■ Record excerpts ■
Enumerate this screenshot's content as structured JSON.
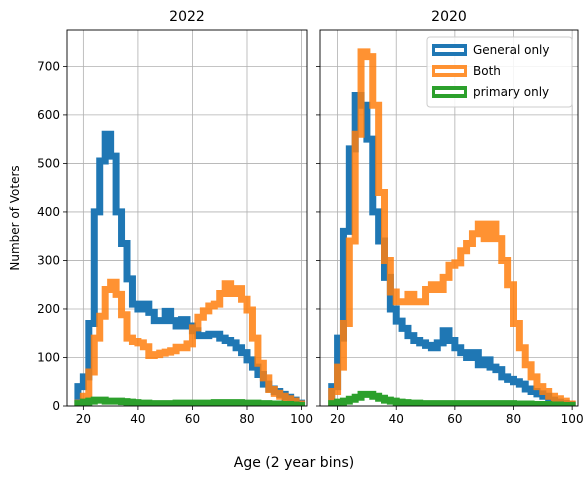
{
  "figure": {
    "xlabel": "Age (2 year bins)"
  },
  "chart_data": [
    {
      "type": "histogram",
      "title": "2022",
      "xlabel": "Age (2 year bins)",
      "ylabel": "Number of Voters",
      "xlim": [
        14,
        102
      ],
      "ylim": [
        0,
        775
      ],
      "xticks": [
        20,
        40,
        60,
        80,
        100
      ],
      "yticks": [
        0,
        100,
        200,
        300,
        400,
        500,
        600,
        700
      ],
      "grid": true,
      "bin_edges": [
        18,
        20,
        22,
        24,
        26,
        28,
        30,
        32,
        34,
        36,
        38,
        40,
        42,
        44,
        46,
        48,
        50,
        52,
        54,
        56,
        58,
        60,
        62,
        64,
        66,
        68,
        70,
        72,
        74,
        76,
        78,
        80,
        82,
        84,
        86,
        88,
        90,
        92,
        94,
        96,
        98,
        100
      ],
      "series": [
        {
          "name": "General only",
          "color": "#1f77b4",
          "values": [
            40,
            60,
            170,
            400,
            505,
            560,
            515,
            400,
            335,
            262,
            210,
            200,
            210,
            193,
            176,
            176,
            195,
            176,
            165,
            178,
            165,
            155,
            145,
            145,
            148,
            148,
            140,
            135,
            130,
            120,
            110,
            95,
            80,
            65,
            45,
            35,
            30,
            24,
            18,
            12,
            6
          ]
        },
        {
          "name": "Both",
          "color": "#ff7f0e",
          "values": [
            6,
            20,
            70,
            140,
            185,
            240,
            255,
            230,
            188,
            140,
            133,
            130,
            122,
            104,
            106,
            109,
            111,
            114,
            121,
            120,
            128,
            161,
            183,
            196,
            206,
            210,
            232,
            252,
            232,
            242,
            220,
            198,
            140,
            88,
            58,
            34,
            26,
            20,
            15,
            10,
            4
          ]
        },
        {
          "name": "primary only",
          "color": "#2ca02c",
          "values": [
            5,
            8,
            10,
            12,
            12,
            10,
            10,
            10,
            9,
            8,
            7,
            6,
            6,
            5,
            5,
            5,
            5,
            5,
            6,
            6,
            6,
            6,
            6,
            6,
            6,
            7,
            7,
            7,
            7,
            7,
            6,
            6,
            6,
            5,
            5,
            4,
            4,
            3,
            3,
            2,
            1
          ]
        }
      ]
    },
    {
      "type": "histogram",
      "title": "2020",
      "xlabel": "Age (2 year bins)",
      "ylabel": "",
      "xlim": [
        14,
        102
      ],
      "ylim": [
        0,
        775
      ],
      "xticks": [
        20,
        40,
        60,
        80,
        100
      ],
      "yticks": [
        0,
        100,
        200,
        300,
        400,
        500,
        600,
        700
      ],
      "grid": true,
      "legend": "top-right",
      "bin_edges": [
        18,
        20,
        22,
        24,
        26,
        28,
        30,
        32,
        34,
        36,
        38,
        40,
        42,
        44,
        46,
        48,
        50,
        52,
        54,
        56,
        58,
        60,
        62,
        64,
        66,
        68,
        70,
        72,
        74,
        76,
        78,
        80,
        82,
        84,
        86,
        88,
        90,
        92,
        94,
        96,
        98,
        100
      ],
      "series": [
        {
          "name": "General only",
          "color": "#1f77b4",
          "values": [
            40,
            140,
            360,
            530,
            640,
            620,
            550,
            400,
            340,
            265,
            200,
            175,
            160,
            145,
            135,
            130,
            125,
            120,
            130,
            155,
            135,
            120,
            110,
            100,
            110,
            85,
            95,
            80,
            75,
            60,
            55,
            50,
            45,
            35,
            30,
            25,
            20,
            12,
            8,
            5,
            3
          ]
        },
        {
          "name": "Both",
          "color": "#ff7f0e",
          "values": [
            30,
            80,
            170,
            340,
            560,
            730,
            720,
            620,
            440,
            300,
            235,
            215,
            215,
            230,
            215,
            215,
            240,
            250,
            240,
            265,
            290,
            295,
            320,
            335,
            355,
            375,
            345,
            375,
            345,
            300,
            250,
            170,
            120,
            85,
            60,
            40,
            30,
            20,
            15,
            10,
            4
          ]
        },
        {
          "name": "primary only",
          "color": "#2ca02c",
          "values": [
            5,
            8,
            10,
            14,
            18,
            24,
            24,
            20,
            16,
            12,
            10,
            8,
            7,
            6,
            6,
            5,
            5,
            5,
            5,
            5,
            5,
            5,
            5,
            5,
            5,
            5,
            5,
            5,
            5,
            5,
            5,
            4,
            4,
            4,
            3,
            3,
            3,
            2,
            2,
            1,
            1
          ]
        }
      ]
    }
  ]
}
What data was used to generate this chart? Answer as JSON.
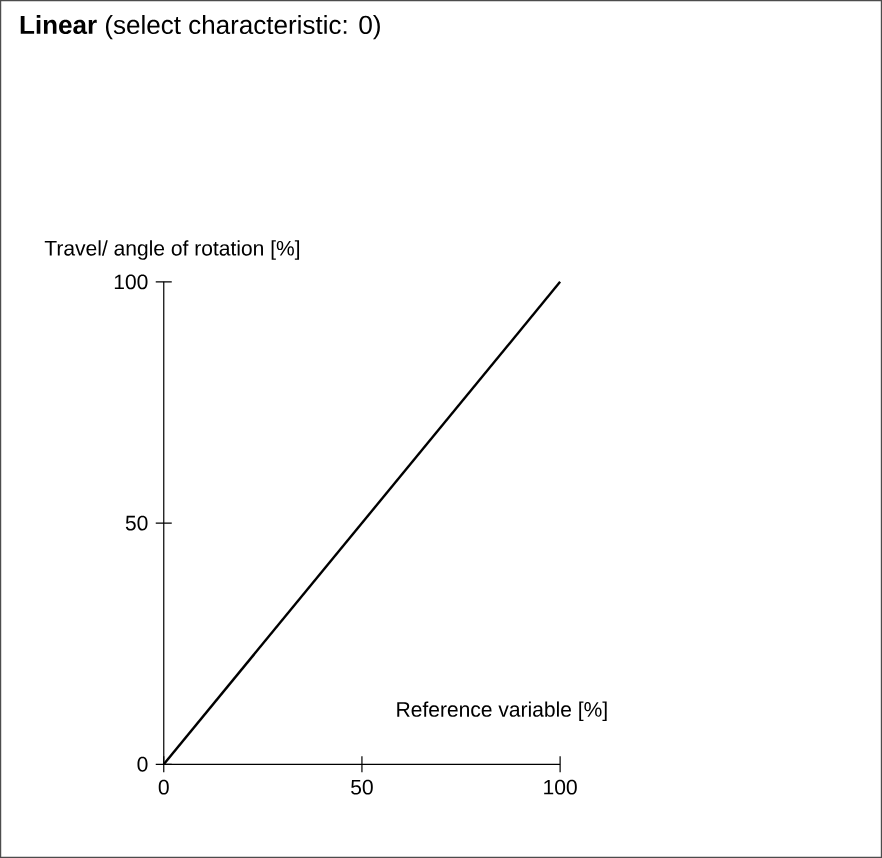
{
  "chart_data": {
    "type": "line",
    "title": "**Linear** (select characteristic: 0)",
    "xlabel": "Reference variable [%]",
    "ylabel": "Travel/ angle of rotation [%]",
    "x": [
      0,
      100
    ],
    "series": [
      {
        "color": "#000000",
        "values": [
          0,
          100
        ]
      }
    ],
    "xlim": [
      0,
      100
    ],
    "ylim": [
      0,
      100
    ],
    "xticks": [
      0,
      50,
      100
    ],
    "yticks": [
      0,
      50,
      100
    ]
  }
}
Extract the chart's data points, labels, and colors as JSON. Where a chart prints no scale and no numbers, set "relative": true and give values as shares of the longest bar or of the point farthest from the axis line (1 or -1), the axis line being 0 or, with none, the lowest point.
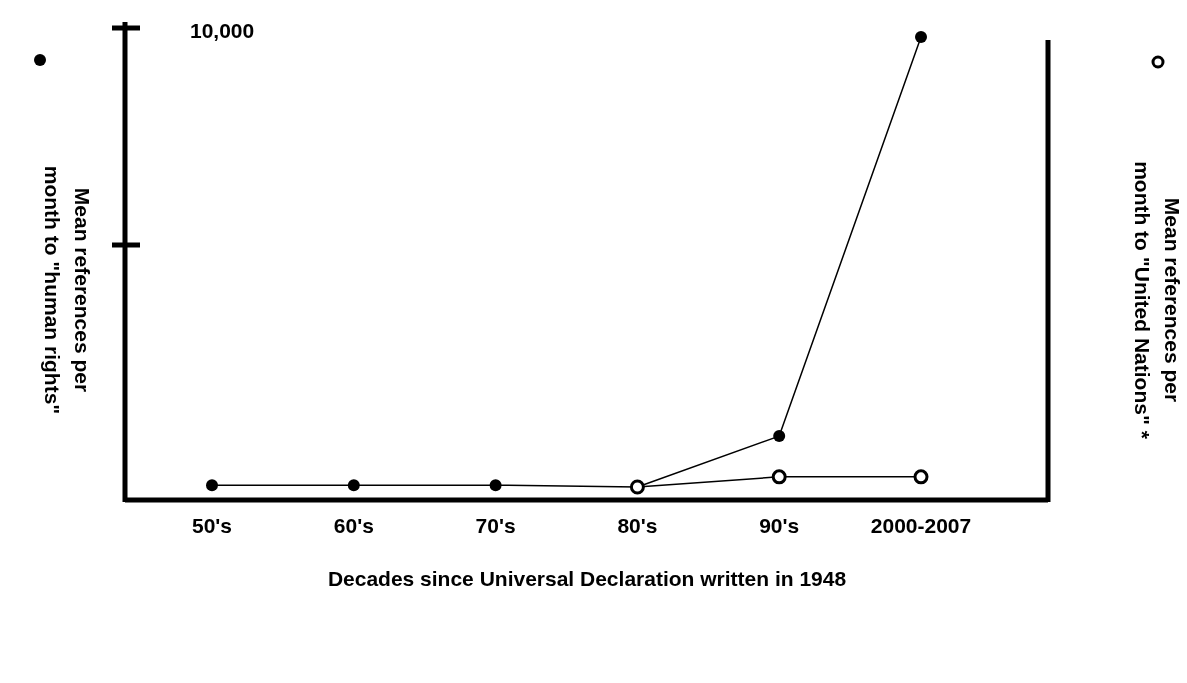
{
  "chart_data": {
    "type": "line",
    "relative": true,
    "categories": [
      "50's",
      "60's",
      "70's",
      "80's",
      "90's",
      "2000-2007"
    ],
    "xlabel": "Decades since Universal Declaration written in 1948",
    "ylabel": "Mean references per\nmonth to \"human rights\"",
    "y2label": "Mean references per\nmonth to \"United Nations\" *",
    "annotations": [
      "10,000"
    ],
    "marker": "circle",
    "series": [
      {
        "color": "#000000",
        "values": [
          0.032,
          0.032,
          0.032,
          0.028,
          0.138,
          1
        ]
      },
      {
        "color": "#000000",
        "axis": "y2",
        "values": [
          null,
          null,
          null,
          0.028,
          0.05,
          0.05
        ]
      }
    ]
  }
}
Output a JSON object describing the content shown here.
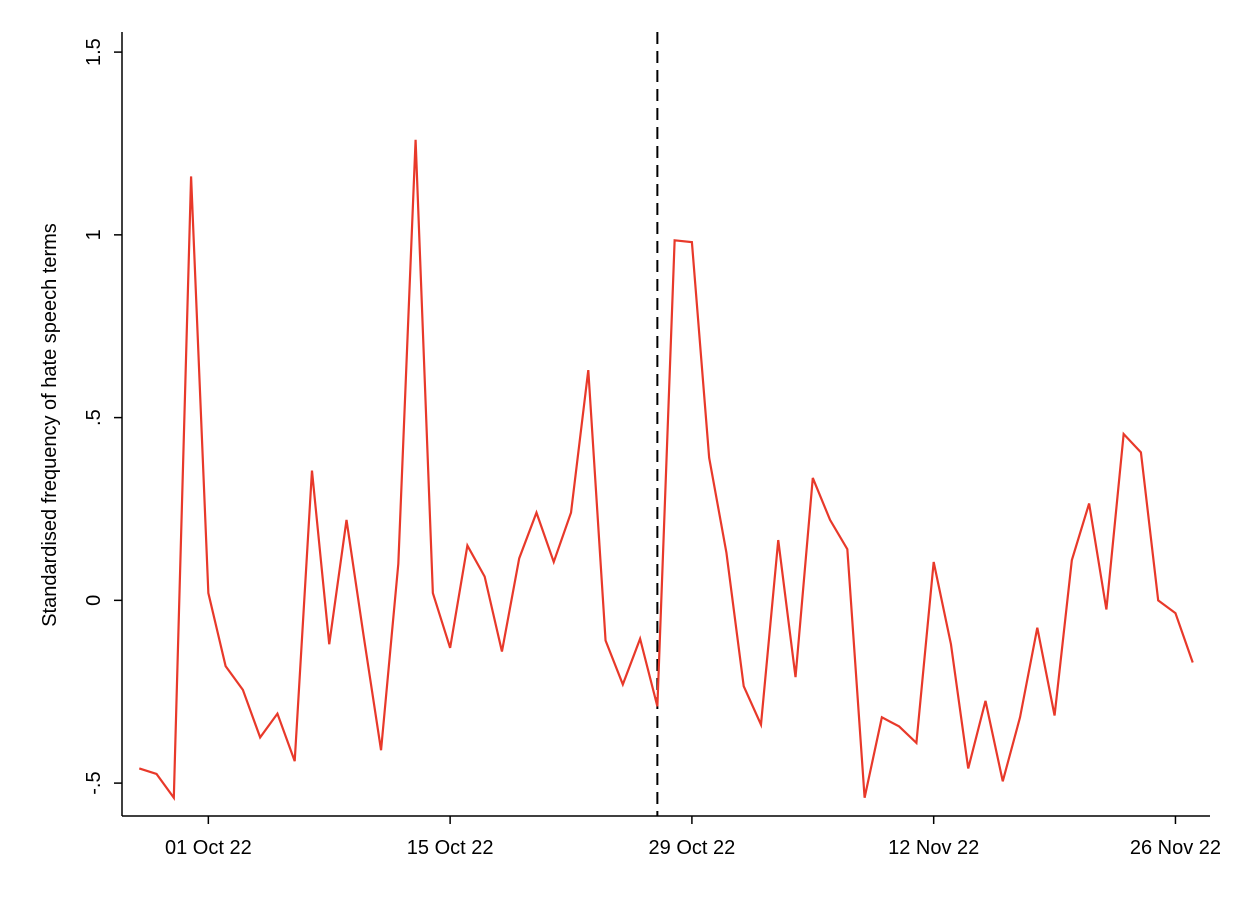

■ Exercise task ■
Can you repeat every record above exactly, apart from the pictures?

■ Written reply ■
Enumerate this screenshot's content as structured JSON.
{
  "figure": {
    "xlabel": "Age (2 year bins)"
  },
  "chart_data": [
    {
      "type": "histogram",
      "title": "2022",
      "xlabel": "Age (2 year bins)",
      "ylabel": "Number of Voters",
      "xlim": [
        14,
        102
      ],
      "ylim": [
        0,
        775
      ],
      "xticks": [
        20,
        40,
        60,
        80,
        100
      ],
      "yticks": [
        0,
        100,
        200,
        300,
        400,
        500,
        600,
        700
      ],
      "grid": true,
      "bin_edges": [
        18,
        20,
        22,
        24,
        26,
        28,
        30,
        32,
        34,
        36,
        38,
        40,
        42,
        44,
        46,
        48,
        50,
        52,
        54,
        56,
        58,
        60,
        62,
        64,
        66,
        68,
        70,
        72,
        74,
        76,
        78,
        80,
        82,
        84,
        86,
        88,
        90,
        92,
        94,
        96,
        98,
        100
      ],
      "series": [
        {
          "name": "General only",
          "color": "#1f77b4",
          "values": [
            40,
            60,
            170,
            400,
            505,
            560,
            515,
            400,
            335,
            262,
            210,
            200,
            210,
            193,
            176,
            176,
            195,
            176,
            165,
            178,
            165,
            155,
            145,
            145,
            148,
            148,
            140,
            135,
            130,
            120,
            110,
            95,
            80,
            65,
            45,
            35,
            30,
            24,
            18,
            12,
            6
          ]
        },
        {
          "name": "Both",
          "color": "#ff7f0e",
          "values": [
            6,
            20,
            70,
            140,
            185,
            240,
            255,
            230,
            188,
            140,
            133,
            130,
            122,
            104,
            106,
            109,
            111,
            114,
            121,
            120,
            128,
            161,
            183,
            196,
            206,
            210,
            232,
            252,
            232,
            242,
            220,
            198,
            140,
            88,
            58,
            34,
            26,
            20,
            15,
            10,
            4
          ]
        },
        {
          "name": "primary only",
          "color": "#2ca02c",
          "values": [
            5,
            8,
            10,
            12,
            12,
            10,
            10,
            10,
            9,
            8,
            7,
            6,
            6,
            5,
            5,
            5,
            5,
            5,
            6,
            6,
            6,
            6,
            6,
            6,
            6,
            7,
            7,
            7,
            7,
            7,
            6,
            6,
            6,
            5,
            5,
            4,
            4,
            3,
            3,
            2,
            1
          ]
        }
      ]
    },
    {
      "type": "histogram",
      "title": "2020",
      "xlabel": "Age (2 year bins)",
      "ylabel": "",
      "xlim": [
        14,
        102
      ],
      "ylim": [
        0,
        775
      ],
      "xticks": [
        20,
        40,
        60,
        80,
        100
      ],
      "yticks": [
        0,
        100,
        200,
        300,
        400,
        500,
        600,
        700
      ],
      "grid": true,
      "legend": "top-right",
      "bin_edges": [
        18,
        20,
        22,
        24,
        26,
        28,
        30,
        32,
        34,
        36,
        38,
        40,
        42,
        44,
        46,
        48,
        50,
        52,
        54,
        56,
        58,
        60,
        62,
        64,
        66,
        68,
        70,
        72,
        74,
        76,
        78,
        80,
        82,
        84,
        86,
        88,
        90,
        92,
        94,
        96,
        98,
        100
      ],
      "series": [
        {
          "name": "General only",
          "color": "#1f77b4",
          "values": [
            40,
            140,
            360,
            530,
            640,
            620,
            550,
            400,
            340,
            265,
            200,
            175,
            160,
            145,
            135,
            130,
            125,
            120,
            130,
            155,
            135,
            120,
            110,
            100,
            110,
            85,
            95,
            80,
            75,
            60,
            55,
            50,
            45,
            35,
            30,
            25,
            20,
            12,
            8,
            5,
            3
          ]
        },
        {
          "name": "Both",
          "color": "#ff7f0e",
          "values": [
            30,
            80,
            170,
            340,
            560,
            730,
            720,
            620,
            440,
            300,
            235,
            215,
            215,
            230,
            215,
            215,
            240,
            250,
            240,
            265,
            290,
            295,
            320,
            335,
            355,
            375,
            345,
            375,
            345,
            300,
            250,
            170,
            120,
            85,
            60,
            40,
            30,
            20,
            15,
            10,
            4
          ]
        },
        {
          "name": "primary only",
          "color": "#2ca02c",
          "values": [
            5,
            8,
            10,
            14,
            18,
            24,
            24,
            20,
            16,
            12,
            10,
            8,
            7,
            6,
            6,
            5,
            5,
            5,
            5,
            5,
            5,
            5,
            5,
            5,
            5,
            5,
            5,
            5,
            5,
            5,
            5,
            4,
            4,
            4,
            3,
            3,
            3,
            2,
            2,
            1,
            1
          ]
        }
      ]
    }
  ]
}
What data was used to generate this chart? Answer as JSON.
{
  "chart_data": {
    "type": "line",
    "title": "**Linear** (select characteristic: 0)",
    "xlabel": "Reference variable [%]",
    "ylabel": "Travel/ angle of rotation [%]",
    "x": [
      0,
      100
    ],
    "series": [
      {
        "color": "#000000",
        "values": [
          0,
          100
        ]
      }
    ],
    "xlim": [
      0,
      100
    ],
    "ylim": [
      0,
      100
    ],
    "xticks": [
      0,
      50,
      100
    ],
    "yticks": [
      0,
      50,
      100
    ]
  }
}
Extract the chart's data points, labels, and colors as JSON. Where a chart prints no scale and no numbers, set "relative": true and give values as shares of the longest bar or of the point farthest from the axis line (1 or -1), the axis line being 0 or, with none, the lowest point.
{
  "chart_data": {
    "type": "line",
    "relative": true,
    "categories": [
      "50's",
      "60's",
      "70's",
      "80's",
      "90's",
      "2000-2007"
    ],
    "xlabel": "Decades since Universal Declaration written in 1948",
    "ylabel": "Mean references per\nmonth to \"human rights\"",
    "y2label": "Mean references per\nmonth to \"United Nations\" *",
    "annotations": [
      "10,000"
    ],
    "marker": "circle",
    "series": [
      {
        "color": "#000000",
        "values": [
          0.032,
          0.032,
          0.032,
          0.028,
          0.138,
          1
        ]
      },
      {
        "color": "#000000",
        "axis": "y2",
        "values": [
          null,
          null,
          null,
          0.028,
          0.05,
          0.05
        ]
      }
    ]
  }
}
Output a JSON object describing the content shown here.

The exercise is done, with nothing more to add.